Instructions for the task: All the records that follow need to be reproduced exactly. Omit the images.

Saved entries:
******
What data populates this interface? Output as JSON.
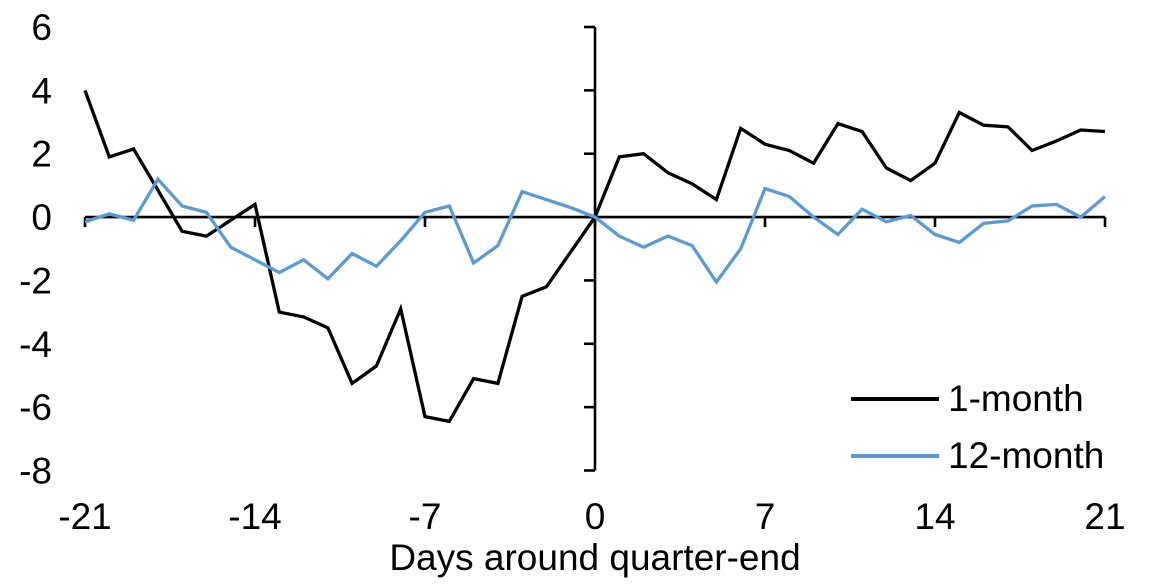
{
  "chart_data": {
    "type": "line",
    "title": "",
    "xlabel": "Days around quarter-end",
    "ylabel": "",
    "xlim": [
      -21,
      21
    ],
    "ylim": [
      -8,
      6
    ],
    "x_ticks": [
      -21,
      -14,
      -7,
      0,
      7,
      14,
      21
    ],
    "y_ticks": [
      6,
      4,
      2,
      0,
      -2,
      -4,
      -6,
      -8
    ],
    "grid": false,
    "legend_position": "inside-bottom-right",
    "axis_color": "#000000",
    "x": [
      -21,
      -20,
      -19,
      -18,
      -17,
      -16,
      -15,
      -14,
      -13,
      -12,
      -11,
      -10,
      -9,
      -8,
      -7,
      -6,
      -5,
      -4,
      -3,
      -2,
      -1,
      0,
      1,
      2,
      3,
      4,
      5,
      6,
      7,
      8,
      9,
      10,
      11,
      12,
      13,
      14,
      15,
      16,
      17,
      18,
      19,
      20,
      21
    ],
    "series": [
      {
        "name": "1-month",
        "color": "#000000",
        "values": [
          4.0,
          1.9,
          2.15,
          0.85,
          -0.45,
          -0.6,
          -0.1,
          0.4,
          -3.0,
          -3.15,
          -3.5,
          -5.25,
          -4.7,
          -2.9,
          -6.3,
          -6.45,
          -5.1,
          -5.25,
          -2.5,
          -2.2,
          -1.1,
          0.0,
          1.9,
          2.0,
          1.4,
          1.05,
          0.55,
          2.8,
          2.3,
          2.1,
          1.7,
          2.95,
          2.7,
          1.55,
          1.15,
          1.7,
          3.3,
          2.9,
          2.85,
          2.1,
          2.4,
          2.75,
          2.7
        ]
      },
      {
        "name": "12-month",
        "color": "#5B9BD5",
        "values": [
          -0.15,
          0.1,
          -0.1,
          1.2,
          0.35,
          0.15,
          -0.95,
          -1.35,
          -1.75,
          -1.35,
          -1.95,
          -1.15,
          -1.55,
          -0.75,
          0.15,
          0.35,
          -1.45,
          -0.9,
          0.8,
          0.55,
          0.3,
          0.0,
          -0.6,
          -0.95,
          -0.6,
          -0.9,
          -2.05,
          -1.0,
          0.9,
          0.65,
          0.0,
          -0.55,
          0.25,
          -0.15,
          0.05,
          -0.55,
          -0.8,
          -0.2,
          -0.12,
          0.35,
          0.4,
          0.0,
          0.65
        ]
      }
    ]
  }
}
******
Exercise output:
What data populates this interface? Output as JSON.
{
  "chart_data": {
    "type": "line",
    "title": "",
    "xlabel": "Days around quarter-end",
    "ylabel": "",
    "xlim": [
      -21,
      21
    ],
    "ylim": [
      -8,
      6
    ],
    "x_ticks": [
      -21,
      -14,
      -7,
      0,
      7,
      14,
      21
    ],
    "y_ticks": [
      6,
      4,
      2,
      0,
      -2,
      -4,
      -6,
      -8
    ],
    "grid": false,
    "legend_position": "inside-bottom-right",
    "axis_color": "#000000",
    "x": [
      -21,
      -20,
      -19,
      -18,
      -17,
      -16,
      -15,
      -14,
      -13,
      -12,
      -11,
      -10,
      -9,
      -8,
      -7,
      -6,
      -5,
      -4,
      -3,
      -2,
      -1,
      0,
      1,
      2,
      3,
      4,
      5,
      6,
      7,
      8,
      9,
      10,
      11,
      12,
      13,
      14,
      15,
      16,
      17,
      18,
      19,
      20,
      21
    ],
    "series": [
      {
        "name": "1-month",
        "color": "#000000",
        "values": [
          4.0,
          1.9,
          2.15,
          0.85,
          -0.45,
          -0.6,
          -0.1,
          0.4,
          -3.0,
          -3.15,
          -3.5,
          -5.25,
          -4.7,
          -2.9,
          -6.3,
          -6.45,
          -5.1,
          -5.25,
          -2.5,
          -2.2,
          -1.1,
          0.0,
          1.9,
          2.0,
          1.4,
          1.05,
          0.55,
          2.8,
          2.3,
          2.1,
          1.7,
          2.95,
          2.7,
          1.55,
          1.15,
          1.7,
          3.3,
          2.9,
          2.85,
          2.1,
          2.4,
          2.75,
          2.7
        ]
      },
      {
        "name": "12-month",
        "color": "#5B9BD5",
        "values": [
          -0.15,
          0.1,
          -0.1,
          1.2,
          0.35,
          0.15,
          -0.95,
          -1.35,
          -1.75,
          -1.35,
          -1.95,
          -1.15,
          -1.55,
          -0.75,
          0.15,
          0.35,
          -1.45,
          -0.9,
          0.8,
          0.55,
          0.3,
          0.0,
          -0.6,
          -0.95,
          -0.6,
          -0.9,
          -2.05,
          -1.0,
          0.9,
          0.65,
          0.0,
          -0.55,
          0.25,
          -0.15,
          0.05,
          -0.55,
          -0.8,
          -0.2,
          -0.12,
          0.35,
          0.4,
          0.0,
          0.65
        ]
      }
    ]
  }
}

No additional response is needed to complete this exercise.